-- Work to be completed --
Copy out each line of the material below that holds the string "layer".

(Dataset listings of figures)
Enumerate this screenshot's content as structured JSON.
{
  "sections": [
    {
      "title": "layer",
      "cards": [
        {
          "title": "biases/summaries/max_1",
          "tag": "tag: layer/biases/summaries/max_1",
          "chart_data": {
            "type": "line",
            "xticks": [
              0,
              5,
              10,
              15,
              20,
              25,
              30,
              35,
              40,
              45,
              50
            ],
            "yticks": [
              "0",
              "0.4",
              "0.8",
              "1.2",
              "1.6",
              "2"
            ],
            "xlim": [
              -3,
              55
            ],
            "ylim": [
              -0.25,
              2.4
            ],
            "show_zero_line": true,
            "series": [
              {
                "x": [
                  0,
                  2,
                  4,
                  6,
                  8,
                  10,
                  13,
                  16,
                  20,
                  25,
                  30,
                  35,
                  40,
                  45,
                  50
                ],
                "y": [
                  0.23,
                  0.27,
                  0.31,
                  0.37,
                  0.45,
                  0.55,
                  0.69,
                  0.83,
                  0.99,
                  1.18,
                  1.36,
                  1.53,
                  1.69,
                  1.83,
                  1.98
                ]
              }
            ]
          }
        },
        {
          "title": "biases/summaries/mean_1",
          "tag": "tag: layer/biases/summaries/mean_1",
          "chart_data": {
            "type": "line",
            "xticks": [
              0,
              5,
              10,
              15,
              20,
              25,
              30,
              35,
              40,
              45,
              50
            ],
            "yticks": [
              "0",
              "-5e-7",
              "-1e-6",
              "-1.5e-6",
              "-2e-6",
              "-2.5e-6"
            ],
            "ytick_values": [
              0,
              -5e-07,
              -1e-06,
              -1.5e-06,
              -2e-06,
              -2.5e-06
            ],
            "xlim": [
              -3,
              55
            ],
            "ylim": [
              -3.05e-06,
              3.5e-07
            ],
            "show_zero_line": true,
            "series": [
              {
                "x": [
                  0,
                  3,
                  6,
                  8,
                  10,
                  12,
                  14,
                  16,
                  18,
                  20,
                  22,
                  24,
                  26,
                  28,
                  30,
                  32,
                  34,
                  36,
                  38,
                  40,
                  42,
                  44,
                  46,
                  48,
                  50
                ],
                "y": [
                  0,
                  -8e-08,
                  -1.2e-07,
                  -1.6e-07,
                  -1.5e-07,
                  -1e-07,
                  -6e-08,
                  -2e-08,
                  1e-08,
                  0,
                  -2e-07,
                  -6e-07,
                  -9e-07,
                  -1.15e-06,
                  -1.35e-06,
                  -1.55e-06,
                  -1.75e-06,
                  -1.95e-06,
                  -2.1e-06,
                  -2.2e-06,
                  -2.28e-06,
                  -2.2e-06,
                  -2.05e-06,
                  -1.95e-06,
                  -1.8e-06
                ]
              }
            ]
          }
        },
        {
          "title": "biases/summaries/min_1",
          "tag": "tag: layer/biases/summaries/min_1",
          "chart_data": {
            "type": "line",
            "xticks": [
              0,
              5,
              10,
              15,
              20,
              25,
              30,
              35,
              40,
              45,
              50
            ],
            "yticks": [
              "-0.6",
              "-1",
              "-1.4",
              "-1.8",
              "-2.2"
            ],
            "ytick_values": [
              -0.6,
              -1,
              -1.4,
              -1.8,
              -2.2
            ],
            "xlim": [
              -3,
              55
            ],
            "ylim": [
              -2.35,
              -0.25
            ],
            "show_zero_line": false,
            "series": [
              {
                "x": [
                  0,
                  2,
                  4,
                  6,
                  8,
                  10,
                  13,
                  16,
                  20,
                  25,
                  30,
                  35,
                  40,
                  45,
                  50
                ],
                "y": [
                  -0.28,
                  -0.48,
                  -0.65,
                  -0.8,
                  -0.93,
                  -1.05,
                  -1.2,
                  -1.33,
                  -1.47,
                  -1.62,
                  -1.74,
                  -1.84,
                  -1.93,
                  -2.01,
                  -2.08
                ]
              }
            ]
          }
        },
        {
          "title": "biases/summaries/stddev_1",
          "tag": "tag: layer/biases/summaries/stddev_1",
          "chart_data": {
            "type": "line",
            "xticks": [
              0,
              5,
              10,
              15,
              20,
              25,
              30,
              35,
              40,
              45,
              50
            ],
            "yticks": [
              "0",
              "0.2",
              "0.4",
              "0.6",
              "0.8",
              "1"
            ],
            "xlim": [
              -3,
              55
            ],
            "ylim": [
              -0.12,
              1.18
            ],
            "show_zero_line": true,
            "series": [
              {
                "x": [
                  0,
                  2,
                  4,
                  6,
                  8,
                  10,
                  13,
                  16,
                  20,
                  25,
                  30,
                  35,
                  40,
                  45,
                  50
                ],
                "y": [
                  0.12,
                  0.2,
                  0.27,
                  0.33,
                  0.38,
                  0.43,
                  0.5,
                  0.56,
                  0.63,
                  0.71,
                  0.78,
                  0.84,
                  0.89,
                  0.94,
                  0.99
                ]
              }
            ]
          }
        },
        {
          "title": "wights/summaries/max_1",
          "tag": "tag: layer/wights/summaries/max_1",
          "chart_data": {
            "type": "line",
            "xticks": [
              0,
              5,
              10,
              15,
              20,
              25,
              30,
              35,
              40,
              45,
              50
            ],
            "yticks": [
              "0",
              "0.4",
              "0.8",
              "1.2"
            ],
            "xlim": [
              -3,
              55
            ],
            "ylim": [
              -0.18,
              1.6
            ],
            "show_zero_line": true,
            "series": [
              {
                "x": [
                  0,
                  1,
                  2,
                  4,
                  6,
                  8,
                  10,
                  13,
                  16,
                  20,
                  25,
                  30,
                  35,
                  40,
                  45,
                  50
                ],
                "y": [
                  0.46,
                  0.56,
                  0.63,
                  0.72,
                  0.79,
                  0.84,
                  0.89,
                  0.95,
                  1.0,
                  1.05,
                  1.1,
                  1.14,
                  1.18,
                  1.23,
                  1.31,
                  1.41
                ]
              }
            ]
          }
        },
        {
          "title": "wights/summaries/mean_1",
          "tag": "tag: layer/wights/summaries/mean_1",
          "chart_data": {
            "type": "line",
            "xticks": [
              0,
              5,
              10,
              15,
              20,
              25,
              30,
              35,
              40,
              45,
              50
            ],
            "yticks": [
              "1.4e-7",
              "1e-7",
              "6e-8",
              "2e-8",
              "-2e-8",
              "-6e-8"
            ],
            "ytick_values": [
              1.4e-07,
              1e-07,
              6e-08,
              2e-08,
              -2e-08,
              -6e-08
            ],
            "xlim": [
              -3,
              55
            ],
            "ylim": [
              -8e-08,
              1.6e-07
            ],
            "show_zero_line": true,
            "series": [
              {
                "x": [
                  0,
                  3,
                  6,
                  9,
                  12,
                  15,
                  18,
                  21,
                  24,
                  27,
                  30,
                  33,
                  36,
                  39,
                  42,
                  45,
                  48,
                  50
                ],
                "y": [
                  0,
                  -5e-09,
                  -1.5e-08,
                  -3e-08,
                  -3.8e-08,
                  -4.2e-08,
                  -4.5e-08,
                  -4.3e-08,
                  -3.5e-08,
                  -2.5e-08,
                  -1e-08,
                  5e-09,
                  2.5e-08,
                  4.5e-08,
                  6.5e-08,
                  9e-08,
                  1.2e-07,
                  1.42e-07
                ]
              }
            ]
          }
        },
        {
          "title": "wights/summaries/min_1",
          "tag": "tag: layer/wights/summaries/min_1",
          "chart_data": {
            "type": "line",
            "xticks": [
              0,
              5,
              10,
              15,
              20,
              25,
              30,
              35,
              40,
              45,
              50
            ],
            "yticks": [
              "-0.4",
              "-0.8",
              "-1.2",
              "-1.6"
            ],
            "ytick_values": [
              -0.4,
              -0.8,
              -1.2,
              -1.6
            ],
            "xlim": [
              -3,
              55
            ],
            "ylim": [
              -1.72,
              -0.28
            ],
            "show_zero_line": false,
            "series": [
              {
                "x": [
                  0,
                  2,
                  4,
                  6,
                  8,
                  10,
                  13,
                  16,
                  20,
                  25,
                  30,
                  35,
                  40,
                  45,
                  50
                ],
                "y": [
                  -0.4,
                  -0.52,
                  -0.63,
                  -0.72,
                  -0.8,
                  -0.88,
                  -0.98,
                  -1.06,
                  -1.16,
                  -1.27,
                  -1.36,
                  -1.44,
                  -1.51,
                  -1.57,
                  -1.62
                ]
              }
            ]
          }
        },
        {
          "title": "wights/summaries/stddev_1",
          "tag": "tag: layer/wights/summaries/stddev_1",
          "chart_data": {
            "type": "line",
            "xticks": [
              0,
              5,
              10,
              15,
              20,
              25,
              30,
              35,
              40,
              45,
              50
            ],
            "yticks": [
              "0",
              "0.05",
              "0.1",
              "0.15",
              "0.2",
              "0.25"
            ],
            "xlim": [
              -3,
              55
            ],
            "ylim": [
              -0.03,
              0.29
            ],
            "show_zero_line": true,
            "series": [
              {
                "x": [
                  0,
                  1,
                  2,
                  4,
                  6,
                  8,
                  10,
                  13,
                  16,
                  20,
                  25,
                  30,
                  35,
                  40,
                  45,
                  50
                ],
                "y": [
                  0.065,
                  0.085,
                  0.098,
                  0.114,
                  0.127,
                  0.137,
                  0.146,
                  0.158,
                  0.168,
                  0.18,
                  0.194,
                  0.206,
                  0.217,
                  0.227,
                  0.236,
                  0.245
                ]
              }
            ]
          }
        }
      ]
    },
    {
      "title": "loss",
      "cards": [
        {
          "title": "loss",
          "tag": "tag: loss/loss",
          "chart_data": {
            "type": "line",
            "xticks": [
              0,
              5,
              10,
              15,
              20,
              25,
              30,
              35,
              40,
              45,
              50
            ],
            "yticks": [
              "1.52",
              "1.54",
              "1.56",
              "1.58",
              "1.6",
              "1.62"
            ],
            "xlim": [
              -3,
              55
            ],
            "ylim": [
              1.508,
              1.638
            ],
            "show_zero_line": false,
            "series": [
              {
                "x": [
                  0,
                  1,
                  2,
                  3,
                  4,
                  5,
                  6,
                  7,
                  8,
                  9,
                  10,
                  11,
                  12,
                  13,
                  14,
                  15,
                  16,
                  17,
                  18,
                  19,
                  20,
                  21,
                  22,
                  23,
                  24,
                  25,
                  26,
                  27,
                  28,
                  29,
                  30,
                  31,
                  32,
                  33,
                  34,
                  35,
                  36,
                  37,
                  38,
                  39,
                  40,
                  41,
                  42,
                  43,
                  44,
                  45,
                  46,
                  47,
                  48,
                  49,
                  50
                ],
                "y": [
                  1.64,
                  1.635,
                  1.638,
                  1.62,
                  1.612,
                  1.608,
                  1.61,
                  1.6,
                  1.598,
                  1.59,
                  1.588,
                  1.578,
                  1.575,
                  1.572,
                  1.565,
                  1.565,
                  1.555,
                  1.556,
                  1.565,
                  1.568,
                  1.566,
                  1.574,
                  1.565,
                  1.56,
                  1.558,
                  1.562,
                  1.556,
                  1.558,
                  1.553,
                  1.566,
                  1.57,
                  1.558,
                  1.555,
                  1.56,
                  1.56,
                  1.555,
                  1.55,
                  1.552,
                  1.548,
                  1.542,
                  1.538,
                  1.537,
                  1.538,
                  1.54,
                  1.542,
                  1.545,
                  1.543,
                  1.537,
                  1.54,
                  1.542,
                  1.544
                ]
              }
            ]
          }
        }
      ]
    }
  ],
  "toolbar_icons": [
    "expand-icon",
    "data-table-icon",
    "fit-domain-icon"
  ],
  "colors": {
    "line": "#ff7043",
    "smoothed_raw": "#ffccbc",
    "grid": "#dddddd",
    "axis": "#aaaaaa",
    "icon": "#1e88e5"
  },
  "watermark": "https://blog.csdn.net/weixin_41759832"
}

-- Task solution --
      "title": "layer",
          "tag": "tag: layer/biases/summaries/max_1",
          "tag": "tag: layer/biases/summaries/mean_1",
          "tag": "tag: layer/biases/summaries/min_1",
          "tag": "tag: layer/biases/summaries/stddev_1",
          "tag": "tag: layer/wights/summaries/max_1",
          "tag": "tag: layer/wights/summaries/mean_1",
          "tag": "tag: layer/wights/summaries/min_1",
          "tag": "tag: layer/wights/summaries/stddev_1",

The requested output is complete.